- _Task set_:
1. List every title of a book or blog post that the passage on economic beliefs and austerity below mentions.
2. Resume the passage on economic beliefs and austerity below, starting after its last sentence.

- _Passage_:
━━━━━━
The economy is the sum of our beliefs of what it is

The health of an economy is nothing more or less than the collective believe we have about the future. If we are collectively convinced that things will go wrong, we will together cause the economy to contract. If you use this frame to look at the behaviour of the players in the marketplace, then the first thing you’ll notice is that the stock markets seem to be drunk with optimism again. Investors bet massively on a belief in a sharp recovery.

However, I’m not sure if we can use this signal for the real economy. Financial markets and the real economy don’t seem to have much in common these days. The stock exchange reflects more a collective belief in which companies will dominate markets in the future, and these dominating firm don’t correlate well with employment, prosperity and tax-income for the countries that host them.

 

‘Austerity is the dumbest idea ever.’

In the past, I have written about the Scottish Political Economy professor Mark Blyth, the author of the book ‘Austerity: The History of a Dangerous Idea’ (and the man behind the picture above). This lecture was the first lecture that made me understand fiscal policy-design and macro-economics (bonus: he’s a great speaker).

He makes the case that austerity is the dumbest idea ever. An idea that is gaining new momentum now since economy professor Stephanie Kelton published The Deficit Myth . The central idea that both economists propagate is that countries are not households. Countries can print money and can profit from negative interest rates, which means they get paid for lending. In other words: Countries that spend during crises, recover much faster. I wrote about this before in the blog “When accounts rule the country: On irrationality and politics“.

If this is true, then we can be hopeful that we can rebound soon, given the fact that the EU, as well as national governments, are pumping nearly unlimited amounts of capital into the economy. The question remains if this money eventually trickles down to citizens, employees, and SME’s, or if they end up filling the unlimited pockets of multinationals, and their investors. If you have inspiring sources on this topic, please share them with me.

The stimulus package debate, as seen through the lens of behavioural design

Why am I writing a newsletter on economic thinking? Because I think the choices governments are making to save the economy have every to do with behavioural design and behavioural economics.

Here’s why:

  • First of all, a lot of the debates around fiscal policy seem to be completely irrational, something I have written about in the past. The fact that the Nordic countries keep insisting that the southern European countries need to feel the pain for their sinful spending behaviour in the past hasn’t got anything to do with solid economic thinking, but everything with moralism.
━━━━━━
- _Data shown_:
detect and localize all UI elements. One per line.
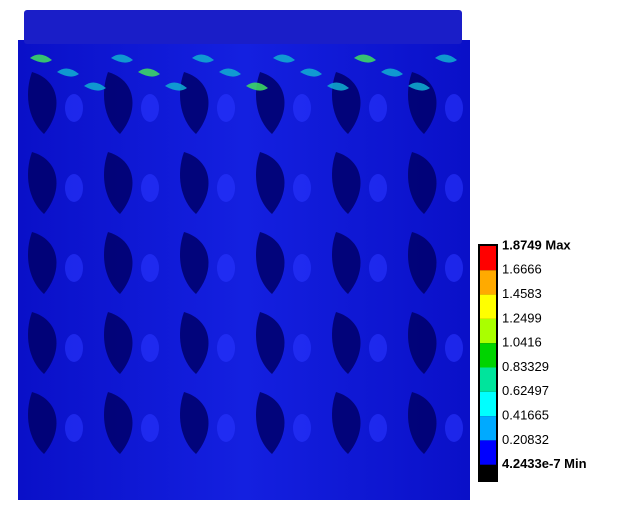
━━━━━━
- _Task results_:
1.
- Austerity: The History of a Dangerous Idea
- The Deficit Myth
- When accounts rule the country: On irrationality and politics

2.
  • When you read Mark Blyth, a thriving economy is an economy where people have money to spend. A contracting economy follows from people who are afraid to spend. European Countries so far have been doing a great job to make sure that people can keep on spending. They seem to have learned the lesson from the financial crash of 2008. This is possibly an excellent indicator for a fast rebound. He summarizes this argument very eloquently in this 5-minute video.
  • Third, every intervention in the economy is a behavioural intervention. The way governments design their funds will trigger intended and unintended behaviours. Quite often, the money is not being used by those who could benefit the most from it. Quite commonly, the money is being used by ‘smart’ investors who use cheap capital to fill the war funds of technological disrupters so they can conquer the market and kill all competition. And the reason why they love these companies is that digital companies, in the end, deliver a far higher ROI, because the cost of reproduction of digital products is near zero and they rely far less on physical labour. In other words: If the rules around the abundance of cheap capital are not designed with a greedy capitalist in mind, they will only make things worse. For more on this topic: see this blog I wrote last year on The Behavioural Design of The Economy, on incentives and rewards.

I hope this gives you a new view on how to think bout these abstract concepts like Eurobonds or recovery funds. In the end, they are designed to shape the behaviour of players in the economy. If you understand how they shape behaviour, you can start thinking about the question if they are designed well or if they don’t make any sense at all.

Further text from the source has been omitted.